- [The request]:
List each line in which the string "name" appears.

* * *

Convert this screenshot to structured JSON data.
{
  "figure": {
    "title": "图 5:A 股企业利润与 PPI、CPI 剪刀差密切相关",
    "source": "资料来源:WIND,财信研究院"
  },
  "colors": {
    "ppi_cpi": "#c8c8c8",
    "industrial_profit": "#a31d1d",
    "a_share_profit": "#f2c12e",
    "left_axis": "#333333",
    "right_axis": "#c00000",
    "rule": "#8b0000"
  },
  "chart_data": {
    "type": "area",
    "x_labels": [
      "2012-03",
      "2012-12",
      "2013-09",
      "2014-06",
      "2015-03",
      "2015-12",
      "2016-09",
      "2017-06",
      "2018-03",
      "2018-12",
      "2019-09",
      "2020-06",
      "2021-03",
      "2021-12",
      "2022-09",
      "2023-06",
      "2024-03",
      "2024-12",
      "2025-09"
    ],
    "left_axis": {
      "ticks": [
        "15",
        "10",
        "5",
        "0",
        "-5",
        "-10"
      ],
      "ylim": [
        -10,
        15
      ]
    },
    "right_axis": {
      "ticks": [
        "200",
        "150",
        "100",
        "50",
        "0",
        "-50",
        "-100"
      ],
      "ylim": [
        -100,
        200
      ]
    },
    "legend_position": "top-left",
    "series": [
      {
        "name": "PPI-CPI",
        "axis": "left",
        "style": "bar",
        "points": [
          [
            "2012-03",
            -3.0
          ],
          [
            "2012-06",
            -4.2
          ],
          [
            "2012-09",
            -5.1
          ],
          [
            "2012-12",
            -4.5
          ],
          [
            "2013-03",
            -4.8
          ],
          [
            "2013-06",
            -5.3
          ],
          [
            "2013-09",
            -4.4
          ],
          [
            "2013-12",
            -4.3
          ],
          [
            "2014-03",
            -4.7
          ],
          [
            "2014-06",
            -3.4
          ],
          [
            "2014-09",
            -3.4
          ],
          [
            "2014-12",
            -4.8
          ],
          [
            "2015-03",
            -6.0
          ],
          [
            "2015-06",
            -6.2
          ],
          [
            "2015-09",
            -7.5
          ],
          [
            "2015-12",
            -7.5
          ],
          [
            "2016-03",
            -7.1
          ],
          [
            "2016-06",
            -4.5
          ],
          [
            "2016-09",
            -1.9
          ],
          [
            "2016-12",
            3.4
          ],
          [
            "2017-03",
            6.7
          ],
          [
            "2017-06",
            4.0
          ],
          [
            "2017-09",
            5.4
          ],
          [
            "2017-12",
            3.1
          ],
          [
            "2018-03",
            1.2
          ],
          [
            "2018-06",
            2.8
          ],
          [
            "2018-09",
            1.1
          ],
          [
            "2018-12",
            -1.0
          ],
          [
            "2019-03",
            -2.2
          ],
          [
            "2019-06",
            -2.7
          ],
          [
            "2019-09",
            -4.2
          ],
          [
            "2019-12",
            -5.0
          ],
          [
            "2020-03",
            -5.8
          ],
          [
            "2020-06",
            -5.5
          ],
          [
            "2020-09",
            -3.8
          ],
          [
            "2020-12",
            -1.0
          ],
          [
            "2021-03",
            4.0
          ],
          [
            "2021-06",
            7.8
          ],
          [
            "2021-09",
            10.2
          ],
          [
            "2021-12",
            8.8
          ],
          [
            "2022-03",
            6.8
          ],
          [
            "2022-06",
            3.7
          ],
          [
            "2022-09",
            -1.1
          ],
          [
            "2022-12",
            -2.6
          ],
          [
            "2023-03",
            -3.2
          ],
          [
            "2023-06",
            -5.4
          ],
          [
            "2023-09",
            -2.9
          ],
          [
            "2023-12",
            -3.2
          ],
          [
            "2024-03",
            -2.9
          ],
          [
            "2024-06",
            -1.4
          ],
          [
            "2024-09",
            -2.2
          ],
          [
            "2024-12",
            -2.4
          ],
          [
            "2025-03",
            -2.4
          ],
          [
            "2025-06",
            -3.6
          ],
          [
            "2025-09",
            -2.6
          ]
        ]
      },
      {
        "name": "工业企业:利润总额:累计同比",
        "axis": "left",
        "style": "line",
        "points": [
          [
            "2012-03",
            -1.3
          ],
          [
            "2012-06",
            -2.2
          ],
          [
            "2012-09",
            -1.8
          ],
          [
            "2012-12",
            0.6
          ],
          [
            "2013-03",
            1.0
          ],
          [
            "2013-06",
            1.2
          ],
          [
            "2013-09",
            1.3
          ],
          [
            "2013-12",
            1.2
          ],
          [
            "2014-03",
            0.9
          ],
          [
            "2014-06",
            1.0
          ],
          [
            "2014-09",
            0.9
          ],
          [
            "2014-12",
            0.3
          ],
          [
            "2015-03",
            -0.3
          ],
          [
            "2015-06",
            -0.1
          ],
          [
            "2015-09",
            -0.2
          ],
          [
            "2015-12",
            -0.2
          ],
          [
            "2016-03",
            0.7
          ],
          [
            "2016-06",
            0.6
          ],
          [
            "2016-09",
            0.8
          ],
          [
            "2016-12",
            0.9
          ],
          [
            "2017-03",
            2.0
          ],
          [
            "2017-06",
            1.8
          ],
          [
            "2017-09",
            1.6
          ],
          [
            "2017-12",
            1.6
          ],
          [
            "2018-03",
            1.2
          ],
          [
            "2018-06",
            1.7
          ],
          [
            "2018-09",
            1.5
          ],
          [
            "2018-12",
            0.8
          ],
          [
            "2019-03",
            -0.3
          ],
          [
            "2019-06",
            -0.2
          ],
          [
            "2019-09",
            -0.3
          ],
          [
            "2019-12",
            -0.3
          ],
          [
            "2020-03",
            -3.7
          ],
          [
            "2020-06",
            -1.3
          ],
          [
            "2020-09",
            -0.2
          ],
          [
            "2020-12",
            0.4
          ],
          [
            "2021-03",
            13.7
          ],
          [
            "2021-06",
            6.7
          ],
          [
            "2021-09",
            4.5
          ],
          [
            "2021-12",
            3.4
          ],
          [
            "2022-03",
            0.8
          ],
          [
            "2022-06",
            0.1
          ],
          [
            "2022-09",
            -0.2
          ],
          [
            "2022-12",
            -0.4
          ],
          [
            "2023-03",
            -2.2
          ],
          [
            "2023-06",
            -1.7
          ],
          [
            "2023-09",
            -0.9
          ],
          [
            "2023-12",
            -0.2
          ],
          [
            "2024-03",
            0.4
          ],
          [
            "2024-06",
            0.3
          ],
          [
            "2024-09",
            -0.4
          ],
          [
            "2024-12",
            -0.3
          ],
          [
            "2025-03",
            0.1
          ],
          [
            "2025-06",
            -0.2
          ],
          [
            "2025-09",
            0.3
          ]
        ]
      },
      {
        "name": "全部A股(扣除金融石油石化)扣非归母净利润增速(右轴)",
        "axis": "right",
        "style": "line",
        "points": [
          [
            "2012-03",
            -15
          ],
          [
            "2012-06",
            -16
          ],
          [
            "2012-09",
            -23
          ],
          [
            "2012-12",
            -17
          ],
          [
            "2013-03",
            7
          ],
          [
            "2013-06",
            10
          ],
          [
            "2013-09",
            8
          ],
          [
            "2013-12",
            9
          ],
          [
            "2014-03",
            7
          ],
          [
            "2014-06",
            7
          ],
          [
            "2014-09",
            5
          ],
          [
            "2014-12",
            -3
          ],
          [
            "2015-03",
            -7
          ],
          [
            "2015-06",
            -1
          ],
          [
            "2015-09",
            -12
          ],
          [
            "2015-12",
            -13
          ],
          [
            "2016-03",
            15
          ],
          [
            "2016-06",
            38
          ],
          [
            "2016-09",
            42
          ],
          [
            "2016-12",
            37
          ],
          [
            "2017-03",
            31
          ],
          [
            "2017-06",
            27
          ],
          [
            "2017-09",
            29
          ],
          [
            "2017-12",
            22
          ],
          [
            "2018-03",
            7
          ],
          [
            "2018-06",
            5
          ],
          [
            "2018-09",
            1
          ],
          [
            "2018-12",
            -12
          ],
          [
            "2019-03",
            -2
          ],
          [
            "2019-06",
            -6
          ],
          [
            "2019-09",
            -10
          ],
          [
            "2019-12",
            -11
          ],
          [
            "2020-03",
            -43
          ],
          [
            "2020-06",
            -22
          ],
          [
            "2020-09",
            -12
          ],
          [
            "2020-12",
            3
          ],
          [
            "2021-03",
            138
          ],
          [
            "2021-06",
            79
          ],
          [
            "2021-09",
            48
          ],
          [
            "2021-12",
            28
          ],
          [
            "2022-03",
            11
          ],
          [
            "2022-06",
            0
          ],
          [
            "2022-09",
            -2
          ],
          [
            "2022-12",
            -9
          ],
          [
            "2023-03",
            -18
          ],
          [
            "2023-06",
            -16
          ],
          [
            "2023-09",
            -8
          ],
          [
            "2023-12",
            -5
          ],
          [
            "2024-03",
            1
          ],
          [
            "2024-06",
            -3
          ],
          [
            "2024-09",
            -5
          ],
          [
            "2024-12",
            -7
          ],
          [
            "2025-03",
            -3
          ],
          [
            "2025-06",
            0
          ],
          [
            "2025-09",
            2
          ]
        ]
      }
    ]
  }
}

* * *

- [Finished answer]:
        "name": "PPI-CPI",
        "name": "工业企业:利润总额:累计同比",
        "name": "全部A股(扣除金融石油石化)扣非归母净利润增速(右轴)",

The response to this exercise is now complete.